Dans les années 1950, les écoles existantes ne suffisent plus à la demande des nouveaux arrivants à Montréal-Nord. La commission scolaire construit entre autres l’école primaire Jeanne-Lajoie en 1954 et en 1960 l’école secondaire Pie-IX.
James Richard Cross (1921-2021)
James Richard Cross nait en Irlande en 1921. Il décède le 6 janvier 2021 à l’âge de 99 ans de la COVID 19 à Seaford au Royaume-Uni. Au moment de son enlèvement, il est diplomate britannique, attaché commercial dans différentes villes canadiennes.
Le 5 octobre 1970 au matin, des membres de la cellule Libération du FLQ, se présentent au domicile de James Richard Cross sur la rue Redpath-Crescent à Montréal à bord d’une voiture taxi volée. Un des membres sonne à la porte en prétextant la livraison d’un colis. Une domestique ouvre la porte pour voir une arme pointée dans sa direction. Les comparses montent au premier étage et trouvent Cross dans la salle de bains. Sa femme est toujours au lit.
Il est menotté et couché à l’arrière de la voiture taxi sous une couverture. Dans un garage loué dans Côte-des-Neiges, on change Cross de voiture et on se rend au 10945, rue des Récollets dans la paroisse Saint-Vital à Montréal-Nord. En échange de sa libération, ses ravisseurs exigent diverses demandes. Seulement une est acceptée et le manifeste est lu sur les ondes de Radio-Canada.
_ _ _ _ _
| EXERCICE |
Reprenez le texte sur Montréal-Nord et l’enlèvement de James Richard Cross là où il s’arrête, et rédigez-en la suite. Les items présentés ensuite forment un matériau distinct du texte.

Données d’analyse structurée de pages
_ _ _ _ _
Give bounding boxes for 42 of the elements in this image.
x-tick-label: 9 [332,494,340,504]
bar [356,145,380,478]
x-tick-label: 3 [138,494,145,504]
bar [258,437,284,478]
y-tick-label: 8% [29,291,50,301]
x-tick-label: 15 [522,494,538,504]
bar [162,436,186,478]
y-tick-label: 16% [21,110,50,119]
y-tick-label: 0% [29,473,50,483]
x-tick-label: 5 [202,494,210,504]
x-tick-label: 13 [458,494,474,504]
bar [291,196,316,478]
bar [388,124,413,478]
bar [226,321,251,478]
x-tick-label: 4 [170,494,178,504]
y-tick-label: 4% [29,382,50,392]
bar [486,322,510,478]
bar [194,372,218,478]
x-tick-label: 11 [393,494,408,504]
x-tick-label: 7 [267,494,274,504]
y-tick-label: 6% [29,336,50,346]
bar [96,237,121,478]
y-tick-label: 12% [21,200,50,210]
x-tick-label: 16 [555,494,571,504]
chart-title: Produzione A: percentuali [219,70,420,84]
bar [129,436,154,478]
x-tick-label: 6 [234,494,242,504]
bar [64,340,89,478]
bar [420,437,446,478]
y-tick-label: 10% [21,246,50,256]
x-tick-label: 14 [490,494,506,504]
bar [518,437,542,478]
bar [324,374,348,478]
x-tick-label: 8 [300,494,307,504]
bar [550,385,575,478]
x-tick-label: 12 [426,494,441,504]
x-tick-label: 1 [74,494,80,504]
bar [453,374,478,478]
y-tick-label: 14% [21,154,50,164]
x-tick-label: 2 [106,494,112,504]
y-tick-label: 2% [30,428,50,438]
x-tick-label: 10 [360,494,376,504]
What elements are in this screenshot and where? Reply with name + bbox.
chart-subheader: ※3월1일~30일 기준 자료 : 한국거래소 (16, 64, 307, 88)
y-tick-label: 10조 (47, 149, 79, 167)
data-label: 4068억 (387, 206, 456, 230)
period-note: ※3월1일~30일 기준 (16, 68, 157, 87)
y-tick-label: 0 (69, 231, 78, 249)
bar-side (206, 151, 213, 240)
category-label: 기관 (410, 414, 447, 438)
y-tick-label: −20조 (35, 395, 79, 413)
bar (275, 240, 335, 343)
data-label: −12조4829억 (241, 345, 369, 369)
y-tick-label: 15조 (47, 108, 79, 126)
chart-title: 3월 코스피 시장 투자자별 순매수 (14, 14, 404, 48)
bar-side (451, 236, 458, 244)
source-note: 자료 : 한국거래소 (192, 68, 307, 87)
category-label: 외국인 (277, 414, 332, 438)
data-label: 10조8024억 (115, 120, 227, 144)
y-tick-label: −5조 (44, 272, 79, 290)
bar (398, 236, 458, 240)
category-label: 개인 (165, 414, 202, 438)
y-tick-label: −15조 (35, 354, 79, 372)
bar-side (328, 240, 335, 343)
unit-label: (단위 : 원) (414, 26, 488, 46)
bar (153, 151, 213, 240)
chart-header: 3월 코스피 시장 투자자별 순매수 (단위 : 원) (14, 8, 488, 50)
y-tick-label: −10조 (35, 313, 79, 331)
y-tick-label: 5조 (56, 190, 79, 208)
_ _ _ _ _
| RÉSULTAT CI-DESSOUS |
James Richard Cross est séquestré pendant 59 jours, toujours rue des Récollets. Il est libéré le 3 décembre en échange d’un sauf-conduit vers Cuba pour ses ravisseurs. James Richard Cross est le premier homme politique enlevé en Amérique du Nord.
Monica Proietti (1940-1967)
Monica Proietti, alias Monica la Mitraille aussi connue sous le surnom de Machine-Gun Molly. On lui prête également le nom de Monique Smith (Anthony Smith, mari et père de deux de ses enfants) ou Monique Tessier (Viateur Tessier, amant et père du troisième). Au moment du décès de Monica, les deux hommes purgent des peines d’emprisonnement. Monica voit le jour le 25 février 1940 à Montréal dans une famille italienne. Plusieurs membres de sa famille, incluant sa grand-mère, sont impliqués dans le crime d’une manière ou d’une autre. En août 1967 la photo de Monica parait à la une des journaux. Elle est alors soupçonnée d’avoir braqué 20 Caisses populaires Desjardins à la pointe d’une mitraillette.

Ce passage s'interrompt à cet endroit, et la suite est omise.